§ TASK:
Give the data again, word for word.
****************
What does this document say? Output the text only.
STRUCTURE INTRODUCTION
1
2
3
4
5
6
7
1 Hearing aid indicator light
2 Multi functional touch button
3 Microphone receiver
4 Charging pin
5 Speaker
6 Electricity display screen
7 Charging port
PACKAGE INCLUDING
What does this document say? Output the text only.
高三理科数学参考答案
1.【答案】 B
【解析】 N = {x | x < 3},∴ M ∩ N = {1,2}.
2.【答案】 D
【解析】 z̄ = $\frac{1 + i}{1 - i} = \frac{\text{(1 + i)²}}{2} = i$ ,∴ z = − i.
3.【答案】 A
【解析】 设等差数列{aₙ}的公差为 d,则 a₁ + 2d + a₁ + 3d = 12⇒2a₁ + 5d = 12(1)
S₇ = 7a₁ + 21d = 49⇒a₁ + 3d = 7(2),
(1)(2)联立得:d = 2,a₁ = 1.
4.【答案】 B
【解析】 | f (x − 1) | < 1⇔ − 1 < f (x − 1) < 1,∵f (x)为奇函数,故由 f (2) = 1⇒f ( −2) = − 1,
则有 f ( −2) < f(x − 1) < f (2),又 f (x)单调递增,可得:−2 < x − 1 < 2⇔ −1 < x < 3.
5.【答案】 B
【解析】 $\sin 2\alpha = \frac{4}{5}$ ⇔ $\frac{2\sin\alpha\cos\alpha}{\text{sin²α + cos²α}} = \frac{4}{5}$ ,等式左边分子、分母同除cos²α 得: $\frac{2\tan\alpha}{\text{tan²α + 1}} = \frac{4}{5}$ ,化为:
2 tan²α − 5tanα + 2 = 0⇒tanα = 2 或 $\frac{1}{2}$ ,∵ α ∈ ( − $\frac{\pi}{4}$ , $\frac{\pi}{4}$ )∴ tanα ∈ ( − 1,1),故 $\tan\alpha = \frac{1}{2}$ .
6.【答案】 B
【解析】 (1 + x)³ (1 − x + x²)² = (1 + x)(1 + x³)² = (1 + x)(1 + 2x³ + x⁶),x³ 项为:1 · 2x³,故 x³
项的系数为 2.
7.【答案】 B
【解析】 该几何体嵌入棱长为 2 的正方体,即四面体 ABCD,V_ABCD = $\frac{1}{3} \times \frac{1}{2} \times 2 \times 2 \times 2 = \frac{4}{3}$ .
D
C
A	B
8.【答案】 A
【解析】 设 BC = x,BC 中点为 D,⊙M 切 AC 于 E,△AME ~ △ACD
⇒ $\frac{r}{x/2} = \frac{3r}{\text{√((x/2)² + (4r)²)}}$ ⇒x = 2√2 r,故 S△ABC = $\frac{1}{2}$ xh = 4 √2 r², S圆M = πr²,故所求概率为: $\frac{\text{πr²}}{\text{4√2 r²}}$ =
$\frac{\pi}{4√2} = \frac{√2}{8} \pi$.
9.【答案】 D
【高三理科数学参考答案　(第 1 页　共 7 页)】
****************
§ ANSWER TO THIS EXERCISE:
What does this document say? Output the text only.
STRUCTURE INTRODUCTION
1
2
3
4
5
6
7
1 Hearing aid indicator light
2 Multi functional touch button
3 Microphone receiver
4 Charging pin
5 Speaker
6 Electricity display screen
7 Charging port
PACKAGE INCLUDING
What does this document say? Output the text only.
高三理科数学参考答案
1.【答案】 B
【解析】 N = {x | x < 3},∴ M ∩ N = {1,2}.
2.【答案】 D
【解析】 z̄ = $\frac{1 + i}{1 - i} = \frac{\text{(1 + i)²}}{2} = i$ ,∴ z = − i.
3.【答案】 A
【解析】 设等差数列{aₙ}的公差为 d,则 a₁ + 2d + a₁ + 3d = 12⇒2a₁ + 5d = 12(1)
S₇ = 7a₁ + 21d = 49⇒a₁ + 3d = 7(2),
(1)(2)联立得:d = 2,a₁ = 1.
4.【答案】 B
【解析】 | f (x − 1) | < 1⇔ − 1 < f (x − 1) < 1,∵f (x)为奇函数,故由 f (2) = 1⇒f ( −2) = − 1,
则有 f ( −2) < f(x − 1) < f (2),又 f (x)单调递增,可得:−2 < x − 1 < 2⇔ −1 < x < 3.
5.【答案】 B
【解析】 $\sin 2\alpha = \frac{4}{5}$ ⇔ $\frac{2\sin\alpha\cos\alpha}{\text{sin²α + cos²α}} = \frac{4}{5}$ ,等式左边分子、分母同除cos²α 得: $\frac{2\tan\alpha}{\text{tan²α + 1}} = \frac{4}{5}$ ,化为:
2 tan²α − 5tanα + 2 = 0⇒tanα = 2 或 $\frac{1}{2}$ ,∵ α ∈ ( − $\frac{\pi}{4}$ , $\frac{\pi}{4}$ )∴ tanα ∈ ( − 1,1),故 $\tan\alpha = \frac{1}{2}$ .
6.【答案】 B
【解析】 (1 + x)³ (1 − x + x²)² = (1 + x)(1 + x³)² = (1 + x)(1 + 2x³ + x⁶),x³ 项为:1 · 2x³,故 x³
项的系数为 2.
7.【答案】 B
【解析】 该几何体嵌入棱长为 2 的正方体,即四面体 ABCD,V_ABCD = $\frac{1}{3} \times \frac{1}{2} \times 2 \times 2 \times 2 = \frac{4}{3}$ .
D
C
A	B
8.【答案】 A
【解析】 设 BC = x,BC 中点为 D,⊙M 切 AC 于 E,△AME ~ △ACD
⇒ $\frac{r}{x/2} = \frac{3r}{\text{√((x/2)² + (4r)²)}}$ ⇒x = 2√2 r,故 S△ABC = $\frac{1}{2}$ xh = 4 √2 r², S圆M = πr²,故所求概率为: $\frac{\text{πr²}}{\text{4√2 r²}}$ =
$\frac{\pi}{4√2} = \frac{√2}{8} \pi$.
9.【答案】 D
【高三理科数学参考答案　(第 1 页　共 7 页)】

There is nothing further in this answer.